### Given problem
Each entry must be reproduced precisely as it stands.

Items from a dataset:
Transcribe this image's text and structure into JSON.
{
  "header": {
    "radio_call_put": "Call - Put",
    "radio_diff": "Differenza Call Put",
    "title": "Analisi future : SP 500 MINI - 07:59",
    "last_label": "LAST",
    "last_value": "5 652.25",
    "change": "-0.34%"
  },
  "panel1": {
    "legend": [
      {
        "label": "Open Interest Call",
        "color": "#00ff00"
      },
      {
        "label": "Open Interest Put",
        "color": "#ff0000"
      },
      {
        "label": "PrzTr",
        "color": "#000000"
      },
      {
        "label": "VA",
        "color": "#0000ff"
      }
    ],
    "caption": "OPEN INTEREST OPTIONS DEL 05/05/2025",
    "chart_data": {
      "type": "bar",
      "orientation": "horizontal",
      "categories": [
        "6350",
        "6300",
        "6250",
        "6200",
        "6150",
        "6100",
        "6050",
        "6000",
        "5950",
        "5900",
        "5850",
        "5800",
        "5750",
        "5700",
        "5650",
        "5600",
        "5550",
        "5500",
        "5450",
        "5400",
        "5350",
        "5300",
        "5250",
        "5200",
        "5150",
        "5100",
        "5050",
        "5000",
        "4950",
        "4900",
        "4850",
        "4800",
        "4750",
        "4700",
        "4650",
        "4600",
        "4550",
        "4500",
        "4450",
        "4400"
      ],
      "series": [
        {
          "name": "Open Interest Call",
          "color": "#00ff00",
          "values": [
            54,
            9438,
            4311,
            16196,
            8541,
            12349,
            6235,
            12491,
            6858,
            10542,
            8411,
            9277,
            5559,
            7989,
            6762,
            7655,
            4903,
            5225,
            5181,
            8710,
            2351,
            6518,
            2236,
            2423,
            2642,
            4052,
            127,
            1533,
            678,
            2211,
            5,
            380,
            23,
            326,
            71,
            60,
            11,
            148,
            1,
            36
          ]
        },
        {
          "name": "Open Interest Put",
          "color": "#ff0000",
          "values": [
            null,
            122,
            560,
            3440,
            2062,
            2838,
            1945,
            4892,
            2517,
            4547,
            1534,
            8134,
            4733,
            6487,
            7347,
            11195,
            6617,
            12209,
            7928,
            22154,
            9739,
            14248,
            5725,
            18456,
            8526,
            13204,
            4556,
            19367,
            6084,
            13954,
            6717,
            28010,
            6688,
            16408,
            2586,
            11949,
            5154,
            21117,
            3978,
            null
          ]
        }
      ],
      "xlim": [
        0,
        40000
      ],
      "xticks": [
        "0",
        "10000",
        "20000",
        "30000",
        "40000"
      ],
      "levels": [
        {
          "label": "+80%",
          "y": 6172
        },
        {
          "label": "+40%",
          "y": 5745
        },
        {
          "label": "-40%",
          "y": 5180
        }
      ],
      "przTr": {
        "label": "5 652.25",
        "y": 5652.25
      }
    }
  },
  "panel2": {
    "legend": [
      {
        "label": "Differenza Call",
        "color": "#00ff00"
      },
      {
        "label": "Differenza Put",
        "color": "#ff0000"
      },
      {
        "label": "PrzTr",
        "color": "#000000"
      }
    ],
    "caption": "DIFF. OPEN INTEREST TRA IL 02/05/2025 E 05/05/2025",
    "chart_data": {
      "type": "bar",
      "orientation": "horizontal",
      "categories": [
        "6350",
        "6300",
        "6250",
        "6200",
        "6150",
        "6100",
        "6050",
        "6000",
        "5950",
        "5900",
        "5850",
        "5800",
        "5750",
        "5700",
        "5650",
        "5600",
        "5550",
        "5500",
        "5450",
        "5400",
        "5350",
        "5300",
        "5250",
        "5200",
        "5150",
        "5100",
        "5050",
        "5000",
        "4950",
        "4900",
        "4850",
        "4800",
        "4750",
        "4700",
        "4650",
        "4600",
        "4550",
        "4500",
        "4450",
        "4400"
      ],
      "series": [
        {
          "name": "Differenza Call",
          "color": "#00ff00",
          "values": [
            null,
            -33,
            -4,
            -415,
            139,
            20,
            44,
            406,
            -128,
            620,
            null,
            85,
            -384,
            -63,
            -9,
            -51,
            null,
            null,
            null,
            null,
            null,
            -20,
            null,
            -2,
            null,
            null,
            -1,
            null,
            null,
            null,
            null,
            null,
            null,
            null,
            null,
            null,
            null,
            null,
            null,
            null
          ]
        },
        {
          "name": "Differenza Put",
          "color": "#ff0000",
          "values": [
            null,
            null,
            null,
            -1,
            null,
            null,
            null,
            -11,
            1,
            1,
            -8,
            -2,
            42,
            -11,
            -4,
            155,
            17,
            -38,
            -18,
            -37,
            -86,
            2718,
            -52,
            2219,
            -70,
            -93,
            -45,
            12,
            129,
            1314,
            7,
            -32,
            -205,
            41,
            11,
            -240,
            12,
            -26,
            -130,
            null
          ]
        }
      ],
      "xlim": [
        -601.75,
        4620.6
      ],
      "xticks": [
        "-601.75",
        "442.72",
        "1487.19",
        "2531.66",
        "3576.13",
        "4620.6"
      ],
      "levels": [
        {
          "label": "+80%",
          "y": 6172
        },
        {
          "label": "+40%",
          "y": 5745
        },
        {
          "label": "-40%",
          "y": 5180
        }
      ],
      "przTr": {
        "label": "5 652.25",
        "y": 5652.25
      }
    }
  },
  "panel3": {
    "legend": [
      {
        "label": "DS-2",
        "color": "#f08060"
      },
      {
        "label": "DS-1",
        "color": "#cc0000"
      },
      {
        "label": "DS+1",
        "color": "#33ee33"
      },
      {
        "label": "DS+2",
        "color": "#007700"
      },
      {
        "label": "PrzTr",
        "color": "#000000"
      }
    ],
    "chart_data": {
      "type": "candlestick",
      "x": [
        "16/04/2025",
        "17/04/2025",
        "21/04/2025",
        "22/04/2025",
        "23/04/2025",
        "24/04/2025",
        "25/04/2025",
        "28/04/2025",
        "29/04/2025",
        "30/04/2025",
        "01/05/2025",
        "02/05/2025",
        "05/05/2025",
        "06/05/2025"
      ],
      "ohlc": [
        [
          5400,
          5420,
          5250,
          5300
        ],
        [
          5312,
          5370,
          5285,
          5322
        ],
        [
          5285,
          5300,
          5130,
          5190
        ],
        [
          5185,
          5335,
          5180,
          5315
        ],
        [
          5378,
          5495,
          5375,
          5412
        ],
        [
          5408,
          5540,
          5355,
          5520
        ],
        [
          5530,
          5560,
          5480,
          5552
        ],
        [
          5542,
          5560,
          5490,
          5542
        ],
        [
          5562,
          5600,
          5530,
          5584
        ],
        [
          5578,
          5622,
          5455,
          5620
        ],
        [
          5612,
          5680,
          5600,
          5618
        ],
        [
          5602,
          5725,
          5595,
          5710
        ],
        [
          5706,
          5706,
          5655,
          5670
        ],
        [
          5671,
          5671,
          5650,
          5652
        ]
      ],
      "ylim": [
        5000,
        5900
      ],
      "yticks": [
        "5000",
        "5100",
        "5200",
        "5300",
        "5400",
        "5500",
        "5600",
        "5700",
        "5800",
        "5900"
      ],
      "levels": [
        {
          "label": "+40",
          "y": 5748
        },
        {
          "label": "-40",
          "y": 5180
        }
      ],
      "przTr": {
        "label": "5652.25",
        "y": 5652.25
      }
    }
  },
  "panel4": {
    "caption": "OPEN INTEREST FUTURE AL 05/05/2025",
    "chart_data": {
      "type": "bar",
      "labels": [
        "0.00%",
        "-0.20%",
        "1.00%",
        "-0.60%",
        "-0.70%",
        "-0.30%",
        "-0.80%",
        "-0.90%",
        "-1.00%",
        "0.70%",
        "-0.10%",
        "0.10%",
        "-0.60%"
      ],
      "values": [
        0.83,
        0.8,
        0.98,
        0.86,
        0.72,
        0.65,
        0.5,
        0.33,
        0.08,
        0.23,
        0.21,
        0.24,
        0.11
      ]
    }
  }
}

### Result
Transcribe this image's text and structure into JSON.
{
  "header": {
    "radio_call_put": "Call - Put",
    "radio_diff": "Differenza Call Put",
    "title": "Analisi future : SP 500 MINI - 07:59",
    "last_label": "LAST",
    "last_value": "5 652.25",
    "change": "-0.34%"
  },
  "panel1": {
    "legend": [
      {
        "label": "Open Interest Call",
        "color": "#00ff00"
      },
      {
        "label": "Open Interest Put",
        "color": "#ff0000"
      },
      {
        "label": "PrzTr",
        "color": "#000000"
      },
      {
        "label": "VA",
        "color": "#0000ff"
      }
    ],
    "caption": "OPEN INTEREST OPTIONS DEL 05/05/2025",
    "chart_data": {
      "type": "bar",
      "orientation": "horizontal",
      "categories": [
        "6350",
        "6300",
        "6250",
        "6200",
        "6150",
        "6100",
        "6050",
        "6000",
        "5950",
        "5900",
        "5850",
        "5800",
        "5750",
        "5700",
        "5650",
        "5600",
        "5550",
        "5500",
        "5450",
        "5400",
        "5350",
        "5300",
        "5250",
        "5200",
        "5150",
        "5100",
        "5050",
        "5000",
        "4950",
        "4900",
        "4850",
        "4800",
        "4750",
        "4700",
        "4650",
        "4600",
        "4550",
        "4500",
        "4450",
        "4400"
      ],
      "series": [
        {
          "name": "Open Interest Call",
          "color": "#00ff00",
          "values": [
            54,
            9438,
            4311,
            16196,
            8541,
            12349,
            6235,
            12491,
            6858,
            10542,
            8411,
            9277,
            5559,
            7989,
            6762,
            7655,
            4903,
            5225,
            5181,
            8710,
            2351,
            6518,
            2236,
            2423,
            2642,
            4052,
            127,
            1533,
            678,
            2211,
            5,
            380,
            23,
            326,
            71,
            60,
            11,
            148,
            1,
            36
          ]
        },
        {
          "name": "Open Interest Put",
          "color": "#ff0000",
          "values": [
            null,
            122,
            560,
            3440,
            2062,
            2838,
            1945,
            4892,
            2517,
            4547,
            1534,
            8134,
            4733,
            6487,
            7347,
            11195,
            6617,
            12209,
            7928,
            22154,
            9739,
            14248,
            5725,
            18456,
            8526,
            13204,
            4556,
            19367,
            6084,
            13954,
            6717,
            28010,
            6688,
            16408,
            2586,
            11949,
            5154,
            21117,
            3978,
            null
          ]
        }
      ],
      "xlim": [
        0,
        40000
      ],
      "xticks": [
        "0",
        "10000",
        "20000",
        "30000",
        "40000"
      ],
      "levels": [
        {
          "label": "+80%",
          "y": 6172
        },
        {
          "label": "+40%",
          "y": 5745
        },
        {
          "label": "-40%",
          "y": 5180
        }
      ],
      "przTr": {
        "label": "5 652.25",
        "y": 5652.25
      }
    }
  },
  "panel2": {
    "legend": [
      {
        "label": "Differenza Call",
        "color": "#00ff00"
      },
      {
        "label": "Differenza Put",
        "color": "#ff0000"
      },
      {
        "label": "PrzTr",
        "color": "#000000"
      }
    ],
    "caption": "DIFF. OPEN INTEREST TRA IL 02/05/2025 E 05/05/2025",
    "chart_data": {
      "type": "bar",
      "orientation": "horizontal",
      "categories": [
        "6350",
        "6300",
        "6250",
        "6200",
        "6150",
        "6100",
        "6050",
        "6000",
        "5950",
        "5900",
        "5850",
        "5800",
        "5750",
        "5700",
        "5650",
        "5600",
        "5550",
        "5500",
        "5450",
        "5400",
        "5350",
        "5300",
        "5250",
        "5200",
        "5150",
        "5100",
        "5050",
        "5000",
        "4950",
        "4900",
        "4850",
        "4800",
        "4750",
        "4700",
        "4650",
        "4600",
        "4550",
        "4500",
        "4450",
        "4400"
      ],
      "series": [
        {
          "name": "Differenza Call",
          "color": "#00ff00",
          "values": [
            null,
            -33,
            -4,
            -415,
            139,
            20,
            44,
            406,
            -128,
            620,
            null,
            85,
            -384,
            -63,
            -9,
            -51,
            null,
            null,
            null,
            null,
            null,
            -20,
            null,
            -2,
            null,
            null,
            -1,
            null,
            null,
            null,
            null,
            null,
            null,
            null,
            null,
            null,
            null,
            null,
            null,
            null
          ]
        },
        {
          "name": "Differenza Put",
          "color": "#ff0000",
          "values": [
            null,
            null,
            null,
            -1,
            null,
            null,
            null,
            -11,
            1,
            1,
            -8,
            -2,
            42,
            -11,
            -4,
            155,
            17,
            -38,
            -18,
            -37,
            -86,
            2718,
            -52,
            2219,
            -70,
            -93,
            -45,
            12,
            129,
            1314,
            7,
            -32,
            -205,
            41,
            11,
            -240,
            12,
            -26,
            -130,
            null
          ]
        }
      ],
      "xlim": [
        -601.75,
        4620.6
      ],
      "xticks": [
        "-601.75",
        "442.72",
        "1487.19",
        "2531.66",
        "3576.13",
        "4620.6"
      ],
      "levels": [
        {
          "label": "+80%",
          "y": 6172
        },
        {
          "label": "+40%",
          "y": 5745
        },
        {
          "label": "-40%",
          "y": 5180
        }
      ],
      "przTr": {
        "label": "5 652.25",
        "y": 5652.25
      }
    }
  },
  "panel3": {
    "legend": [
      {
        "label": "DS-2",
        "color": "#f08060"
      },
      {
        "label": "DS-1",
        "color": "#cc0000"
      },
      {
        "label": "DS+1",
        "color": "#33ee33"
      },
      {
        "label": "DS+2",
        "color": "#007700"
      },
      {
        "label": "PrzTr",
        "color": "#000000"
      }
    ],
    "chart_data": {
      "type": "candlestick",
      "x": [
        "16/04/2025",
        "17/04/2025",
        "21/04/2025",
        "22/04/2025",
        "23/04/2025",
        "24/04/2025",
        "25/04/2025",
        "28/04/2025",
        "29/04/2025",
        "30/04/2025",
        "01/05/2025",
        "02/05/2025",
        "05/05/2025",
        "06/05/2025"
      ],
      "ohlc": [
        [
          5400,
          5420,
          5250,
          5300
        ],
        [
          5312,
          5370,
          5285,
          5322
        ],
        [
          5285,
          5300,
          5130,
          5190
        ],
        [
          5185,
          5335,
          5180,
          5315
        ],
        [
          5378,
          5495,
          5375,
          5412
        ],
        [
          5408,
          5540,
          5355,
          5520
        ],
        [
          5530,
          5560,
          5480,
          5552
        ],
        [
          5542,
          5560,
          5490,
          5542
        ],
        [
          5562,
          5600,
          5530,
          5584
        ],
        [
          5578,
          5622,
          5455,
          5620
        ],
        [
          5612,
          5680,
          5600,
          5618
        ],
        [
          5602,
          5725,
          5595,
          5710
        ],
        [
          5706,
          5706,
          5655,
          5670
        ],
        [
          5671,
          5671,
          5650,
          5652
        ]
      ],
      "ylim": [
        5000,
        5900
      ],
      "yticks": [
        "5000",
        "5100",
        "5200",
        "5300",
        "5400",
        "5500",
        "5600",
        "5700",
        "5800",
        "5900"
      ],
      "levels": [
        {
          "label": "+40",
          "y": 5748
        },
        {
          "label": "-40",
          "y": 5180
        }
      ],
      "przTr": {
        "label": "5652.25",
        "y": 5652.25
      }
    }
  },
  "panel4": {
    "caption": "OPEN INTEREST FUTURE AL 05/05/2025",
    "chart_data": {
      "type": "bar",
      "labels": [
        "0.00%",
        "-0.20%",
        "1.00%",
        "-0.60%",
        "-0.70%",
        "-0.30%",
        "-0.80%",
        "-0.90%",
        "-1.00%",
        "0.70%",
        "-0.10%",
        "0.10%",
        "-0.60%"
      ],
      "values": [
        0.83,
        0.8,
        0.98,
        0.86,
        0.72,
        0.65,
        0.5,
        0.33,
        0.08,
        0.23,
        0.21,
        0.24,
        0.11
      ]
    }
  }
}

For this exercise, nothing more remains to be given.